Problem to work on |
Find every line with the word "Amplitude". Copy those lines.

Material for the task |
>> start

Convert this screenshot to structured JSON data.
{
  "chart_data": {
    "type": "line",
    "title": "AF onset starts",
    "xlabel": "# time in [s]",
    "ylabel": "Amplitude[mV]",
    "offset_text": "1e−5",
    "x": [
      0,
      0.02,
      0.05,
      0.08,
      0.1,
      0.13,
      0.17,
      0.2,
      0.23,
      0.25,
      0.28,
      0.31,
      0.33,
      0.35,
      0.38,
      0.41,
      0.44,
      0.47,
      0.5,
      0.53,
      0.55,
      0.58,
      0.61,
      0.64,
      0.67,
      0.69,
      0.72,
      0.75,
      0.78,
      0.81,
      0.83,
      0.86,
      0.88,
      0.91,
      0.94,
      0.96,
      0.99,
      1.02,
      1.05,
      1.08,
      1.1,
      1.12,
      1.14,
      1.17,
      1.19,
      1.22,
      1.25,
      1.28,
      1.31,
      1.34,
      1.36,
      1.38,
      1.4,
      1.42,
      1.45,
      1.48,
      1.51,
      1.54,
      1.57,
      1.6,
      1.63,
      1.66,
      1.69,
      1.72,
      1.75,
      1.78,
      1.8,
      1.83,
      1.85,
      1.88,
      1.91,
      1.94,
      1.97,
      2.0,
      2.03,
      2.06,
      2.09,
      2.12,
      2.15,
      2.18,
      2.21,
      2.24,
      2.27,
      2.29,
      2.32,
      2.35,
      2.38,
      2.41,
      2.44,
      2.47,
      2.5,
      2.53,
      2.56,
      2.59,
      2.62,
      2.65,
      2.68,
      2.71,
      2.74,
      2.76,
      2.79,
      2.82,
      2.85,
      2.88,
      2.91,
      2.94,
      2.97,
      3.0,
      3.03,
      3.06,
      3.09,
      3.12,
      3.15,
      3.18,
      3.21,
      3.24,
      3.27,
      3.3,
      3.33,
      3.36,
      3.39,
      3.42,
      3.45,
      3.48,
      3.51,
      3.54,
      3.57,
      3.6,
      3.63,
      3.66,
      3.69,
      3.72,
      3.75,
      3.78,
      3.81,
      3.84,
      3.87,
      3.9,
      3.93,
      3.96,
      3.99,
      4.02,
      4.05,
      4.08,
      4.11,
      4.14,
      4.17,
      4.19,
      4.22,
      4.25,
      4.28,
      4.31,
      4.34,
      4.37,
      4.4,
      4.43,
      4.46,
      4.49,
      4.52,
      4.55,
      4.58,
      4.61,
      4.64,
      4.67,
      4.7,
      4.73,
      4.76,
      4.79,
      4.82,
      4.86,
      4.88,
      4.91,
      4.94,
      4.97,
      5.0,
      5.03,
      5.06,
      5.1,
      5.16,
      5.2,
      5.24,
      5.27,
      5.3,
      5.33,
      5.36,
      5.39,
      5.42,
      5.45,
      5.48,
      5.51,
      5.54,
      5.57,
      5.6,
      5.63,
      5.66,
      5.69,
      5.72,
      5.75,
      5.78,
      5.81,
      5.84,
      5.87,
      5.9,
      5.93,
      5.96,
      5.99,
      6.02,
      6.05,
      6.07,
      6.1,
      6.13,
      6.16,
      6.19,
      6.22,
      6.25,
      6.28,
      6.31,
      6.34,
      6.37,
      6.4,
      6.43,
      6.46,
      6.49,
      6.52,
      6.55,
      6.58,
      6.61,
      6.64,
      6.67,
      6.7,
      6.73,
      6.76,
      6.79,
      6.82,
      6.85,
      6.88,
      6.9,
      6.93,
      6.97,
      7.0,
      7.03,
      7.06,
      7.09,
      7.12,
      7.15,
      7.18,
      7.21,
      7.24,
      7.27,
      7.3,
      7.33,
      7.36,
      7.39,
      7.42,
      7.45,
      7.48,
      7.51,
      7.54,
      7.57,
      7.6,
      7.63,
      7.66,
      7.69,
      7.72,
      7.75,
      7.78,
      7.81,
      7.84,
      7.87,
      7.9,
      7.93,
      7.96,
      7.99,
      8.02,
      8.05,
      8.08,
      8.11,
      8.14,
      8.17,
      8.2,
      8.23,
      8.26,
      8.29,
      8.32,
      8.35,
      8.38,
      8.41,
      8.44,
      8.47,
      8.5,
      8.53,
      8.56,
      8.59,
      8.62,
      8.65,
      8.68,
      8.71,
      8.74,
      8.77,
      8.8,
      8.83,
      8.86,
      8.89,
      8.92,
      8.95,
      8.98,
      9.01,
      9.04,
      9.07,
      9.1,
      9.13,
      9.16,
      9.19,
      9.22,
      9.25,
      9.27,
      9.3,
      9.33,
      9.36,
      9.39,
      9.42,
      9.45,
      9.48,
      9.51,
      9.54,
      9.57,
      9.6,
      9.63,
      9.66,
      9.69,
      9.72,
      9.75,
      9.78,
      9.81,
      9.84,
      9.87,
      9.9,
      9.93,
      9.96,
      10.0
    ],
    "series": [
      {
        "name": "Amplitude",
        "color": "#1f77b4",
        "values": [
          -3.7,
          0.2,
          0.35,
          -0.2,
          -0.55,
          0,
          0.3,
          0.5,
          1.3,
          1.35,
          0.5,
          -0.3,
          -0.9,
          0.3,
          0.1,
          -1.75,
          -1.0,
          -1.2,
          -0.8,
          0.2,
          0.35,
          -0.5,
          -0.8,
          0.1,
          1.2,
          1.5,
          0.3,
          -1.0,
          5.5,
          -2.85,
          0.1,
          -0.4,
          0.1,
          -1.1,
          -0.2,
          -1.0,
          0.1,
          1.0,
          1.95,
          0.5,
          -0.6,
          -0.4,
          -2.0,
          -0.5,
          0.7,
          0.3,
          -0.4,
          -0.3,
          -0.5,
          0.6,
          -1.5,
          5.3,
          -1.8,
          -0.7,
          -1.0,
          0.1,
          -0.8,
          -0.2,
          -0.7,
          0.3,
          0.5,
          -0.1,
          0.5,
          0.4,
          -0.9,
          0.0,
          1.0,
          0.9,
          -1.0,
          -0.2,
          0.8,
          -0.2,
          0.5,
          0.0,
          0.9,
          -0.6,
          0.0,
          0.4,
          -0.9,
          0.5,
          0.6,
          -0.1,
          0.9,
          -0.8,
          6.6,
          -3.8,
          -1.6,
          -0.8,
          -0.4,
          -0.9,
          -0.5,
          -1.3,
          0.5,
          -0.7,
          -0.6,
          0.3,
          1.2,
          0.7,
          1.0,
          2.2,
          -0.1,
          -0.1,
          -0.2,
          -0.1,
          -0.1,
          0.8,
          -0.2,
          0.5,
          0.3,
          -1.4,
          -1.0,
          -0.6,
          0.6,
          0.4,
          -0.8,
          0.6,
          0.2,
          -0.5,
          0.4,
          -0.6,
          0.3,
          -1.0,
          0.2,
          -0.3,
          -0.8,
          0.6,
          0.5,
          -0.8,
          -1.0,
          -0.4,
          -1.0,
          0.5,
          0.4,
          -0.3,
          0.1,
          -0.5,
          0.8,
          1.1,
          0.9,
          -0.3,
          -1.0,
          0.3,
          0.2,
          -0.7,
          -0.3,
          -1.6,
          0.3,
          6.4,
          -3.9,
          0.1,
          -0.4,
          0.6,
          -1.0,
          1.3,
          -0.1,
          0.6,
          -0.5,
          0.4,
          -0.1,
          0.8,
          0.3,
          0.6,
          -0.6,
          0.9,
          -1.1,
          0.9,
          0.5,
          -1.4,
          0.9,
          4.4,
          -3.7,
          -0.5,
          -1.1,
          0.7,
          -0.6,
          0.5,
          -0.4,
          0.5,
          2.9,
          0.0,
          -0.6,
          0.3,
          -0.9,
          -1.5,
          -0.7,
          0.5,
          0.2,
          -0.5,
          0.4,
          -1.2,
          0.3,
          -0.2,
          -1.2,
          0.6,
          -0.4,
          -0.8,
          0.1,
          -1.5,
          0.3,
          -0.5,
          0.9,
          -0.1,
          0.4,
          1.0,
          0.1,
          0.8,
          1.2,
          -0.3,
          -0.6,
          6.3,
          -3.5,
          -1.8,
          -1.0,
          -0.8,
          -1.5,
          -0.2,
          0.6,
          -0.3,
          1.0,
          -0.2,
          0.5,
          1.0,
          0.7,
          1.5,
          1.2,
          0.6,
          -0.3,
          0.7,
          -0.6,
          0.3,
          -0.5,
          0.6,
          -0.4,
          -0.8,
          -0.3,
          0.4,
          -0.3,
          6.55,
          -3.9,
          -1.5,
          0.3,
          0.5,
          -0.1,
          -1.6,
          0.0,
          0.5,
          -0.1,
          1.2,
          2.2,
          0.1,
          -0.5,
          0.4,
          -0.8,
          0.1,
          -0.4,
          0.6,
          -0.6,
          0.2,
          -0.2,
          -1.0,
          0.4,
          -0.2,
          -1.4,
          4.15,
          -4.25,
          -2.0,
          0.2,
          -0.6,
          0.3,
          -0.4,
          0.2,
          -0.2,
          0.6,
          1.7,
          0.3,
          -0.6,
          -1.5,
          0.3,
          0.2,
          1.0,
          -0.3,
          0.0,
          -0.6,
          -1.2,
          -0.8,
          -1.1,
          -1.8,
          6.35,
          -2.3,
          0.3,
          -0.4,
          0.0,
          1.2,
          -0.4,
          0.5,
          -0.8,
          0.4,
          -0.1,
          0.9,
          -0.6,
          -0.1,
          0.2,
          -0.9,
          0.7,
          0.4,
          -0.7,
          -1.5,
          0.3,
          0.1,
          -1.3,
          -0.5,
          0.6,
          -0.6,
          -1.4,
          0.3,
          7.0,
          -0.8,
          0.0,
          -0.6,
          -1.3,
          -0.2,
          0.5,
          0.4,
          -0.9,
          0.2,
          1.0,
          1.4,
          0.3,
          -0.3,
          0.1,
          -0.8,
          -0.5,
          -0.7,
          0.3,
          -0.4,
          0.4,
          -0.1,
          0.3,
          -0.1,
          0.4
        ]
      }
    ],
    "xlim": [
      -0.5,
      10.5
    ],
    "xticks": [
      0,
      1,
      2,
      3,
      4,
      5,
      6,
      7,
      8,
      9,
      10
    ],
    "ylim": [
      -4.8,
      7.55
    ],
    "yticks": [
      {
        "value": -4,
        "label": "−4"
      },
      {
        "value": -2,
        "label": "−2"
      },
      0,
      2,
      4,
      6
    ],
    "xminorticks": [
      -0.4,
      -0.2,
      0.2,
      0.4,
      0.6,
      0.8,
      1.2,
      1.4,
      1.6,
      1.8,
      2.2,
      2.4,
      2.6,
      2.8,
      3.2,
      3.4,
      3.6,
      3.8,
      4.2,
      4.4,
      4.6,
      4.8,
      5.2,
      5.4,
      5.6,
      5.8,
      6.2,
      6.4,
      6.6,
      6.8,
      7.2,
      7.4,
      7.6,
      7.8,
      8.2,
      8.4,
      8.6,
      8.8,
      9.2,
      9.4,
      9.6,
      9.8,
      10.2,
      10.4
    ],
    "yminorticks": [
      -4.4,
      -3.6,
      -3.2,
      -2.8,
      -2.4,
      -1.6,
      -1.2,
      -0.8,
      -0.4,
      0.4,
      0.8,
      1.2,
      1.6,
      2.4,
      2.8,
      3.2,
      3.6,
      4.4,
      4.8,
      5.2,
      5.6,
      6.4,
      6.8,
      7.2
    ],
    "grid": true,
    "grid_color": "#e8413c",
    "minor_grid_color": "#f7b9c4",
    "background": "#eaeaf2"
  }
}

>> end

Task answer |
    "ylabel": "Amplitude[mV]",
        "name": "Amplitude",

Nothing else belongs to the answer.